EXTRACTED ENTRIES:

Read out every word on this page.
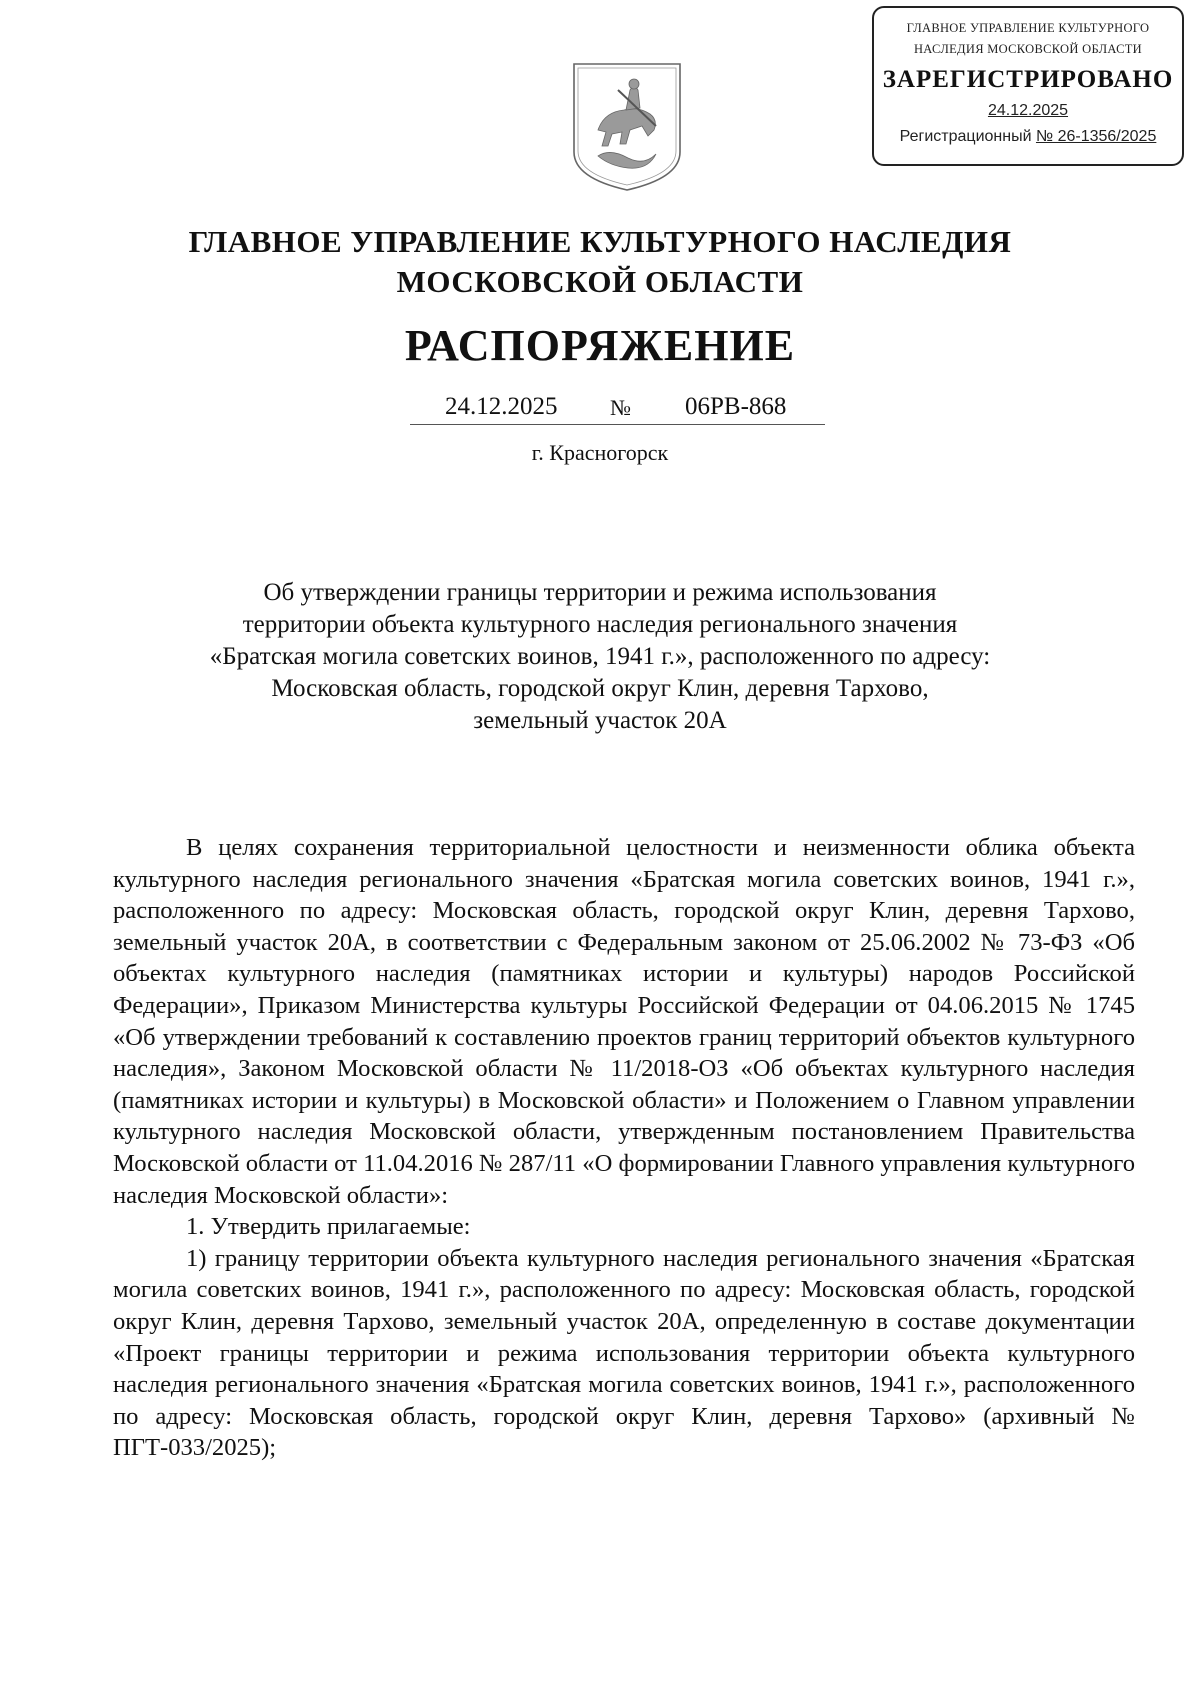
ГЛАВНОЕ УПРАВЛЕНИЕ КУЛЬТУРНОГО
НАСЛЕДИЯ МОСКОВСКОЙ ОБЛАСТИ
ЗАРЕГИСТРИРОВАНО
24.12.2025
Регистрационный № 26-1356/2025
ГЛАВНОЕ УПРАВЛЕНИЕ КУЛЬТУРНОГО НАСЛЕДИЯ
МОСКОВСКОЙ ОБЛАСТИ
РАСПОРЯЖЕНИЕ
24.12.2025 № 06РВ-868
г. Красногорск
Об утверждении границы территории и режима использования
территории объекта культурного наследия регионального значения
«Братская могила советских воинов, 1941 г.», расположенного по адресу:
Московская область, городской округ Клин, деревня Тархово,
земельный участок 20А

В целях сохранения территориальной целостности и неизменности облика объекта культурного наследия регионального значения «Братская могила советских воинов, 1941 г.», расположенного по адресу: Московская область, городской округ Клин, деревня Тархово, земельный участок 20А, в соответствии с Федеральным законом от 25.06.2002 № 73-ФЗ «Об объектах культурного наследия (памятниках истории и культуры) народов Российской Федерации», Приказом Министерства культуры Российской Федерации от 04.06.2015 № 1745 «Об утверждении требований к составлению проектов границ территорий объектов культурного наследия», Законом Московской области № 11/2018-ОЗ «Об объектах культурного наследия (памятниках истории и культуры) в Московской области» и Положением о Главном управлении культурного наследия Московской области, утвержденным постановлением Правительства Московской области от 11.04.2016 № 287/11 «О формировании Главного управления культурного наследия Московской области»:

1. Утвердить прилагаемые:

1) границу территории объекта культурного наследия регионального значения «Братская могила советских воинов, 1941 г.», расположенного по адресу: Московская область, городской округ Клин, деревня Тархово, земельный участок 20А, определенную в составе документации «Проект границы территории и режима использования территории объекта культурного наследия регионального значения «Братская могила советских воинов, 1941 г.», расположенного по адресу: Московская область, городской округ Клин, деревня Тархово» (архивный № ПГТ-033/2025);
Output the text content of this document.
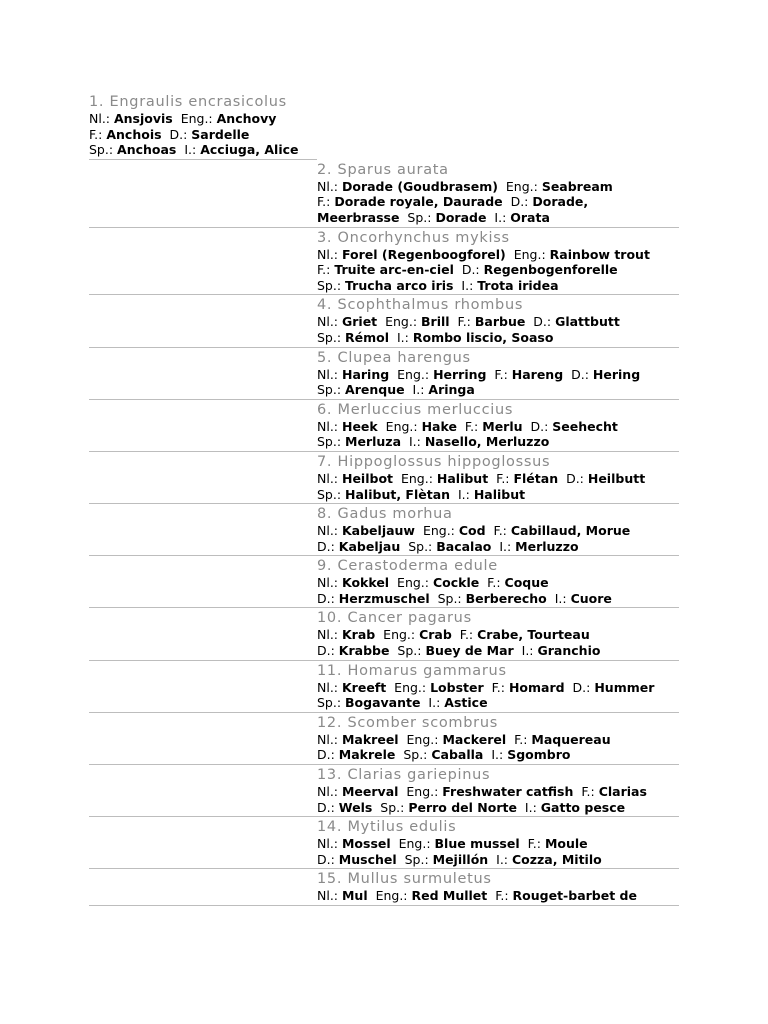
1. Engraulis encrasicolus
Nl.: Ansjovis Eng.: Anchovy
F.: Anchois D.: Sardelle
Sp.: Anchoas I.: Acciuga, Alice
2. Sparus aurata
Nl.: Dorade (Goudbrasem) Eng.: Seabream
F.: Dorade royale, Daurade D.: Dorade,
Meerbrasse Sp.: Dorade I.: Orata
3. Oncorhynchus mykiss
Nl.: Forel (Regenboogforel) Eng.: Rainbow trout
F.: Truite arc-en-ciel D.: Regenbogenforelle
Sp.: Trucha arco iris I.: Trota iridea
4. Scophthalmus rhombus
Nl.: Griet Eng.: Brill F.: Barbue D.: Glattbutt
Sp.: Rémol I.: Rombo liscio, Soaso
5. Clupea harengus
Nl.: Haring Eng.: Herring F.: Hareng D.: Hering
Sp.: Arenque I.: Aringa
6. Merluccius merluccius
Nl.: Heek Eng.: Hake F.: Merlu D.: Seehecht
Sp.: Merluza I.: Nasello, Merluzzo
7. Hippoglossus hippoglossus
Nl.: Heilbot Eng.: Halibut F.: Flétan D.: Heilbutt
Sp.: Halibut, Flètan I.: Halibut
8. Gadus morhua
Nl.: Kabeljauw Eng.: Cod F.: Cabillaud, Morue
D.: Kabeljau Sp.: Bacalao I.: Merluzzo
9. Cerastoderma edule
Nl.: Kokkel Eng.: Cockle F.: Coque
D.: Herzmuschel Sp.: Berberecho I.: Cuore
10. Cancer pagarus
Nl.: Krab Eng.: Crab F.: Crabe, Tourteau
D.: Krabbe Sp.: Buey de Mar I.: Granchio
11. Homarus gammarus
Nl.: Kreeft Eng.: Lobster F.: Homard D.: Hummer
Sp.: Bogavante I.: Astice
12. Scomber scombrus
Nl.: Makreel Eng.: Mackerel F.: Maquereau
D.: Makrele Sp.: Caballa I.: Sgombro
13. Clarias gariepinus
Nl.: Meerval Eng.: Freshwater catfish F.: Clarias
D.: Wels Sp.: Perro del Norte I.: Gatto pesce
14. Mytilus edulis
Nl.: Mossel Eng.: Blue mussel F.: Moule
D.: Muschel Sp.: Mejillón I.: Cozza, Mitilo
15. Mullus surmuletus
Nl.: Mul Eng.: Red Mullet F.: Rouget-barbet de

DIRECTIVE:
Search the data for "Dorade" and list every line in which it occurs.

IN RESPONSE:
Nl.: Dorade (Goudbrasem) Eng.: Seabream
F.: Dorade royale, Daurade D.: Dorade,
Meerbrasse Sp.: Dorade I.: Orata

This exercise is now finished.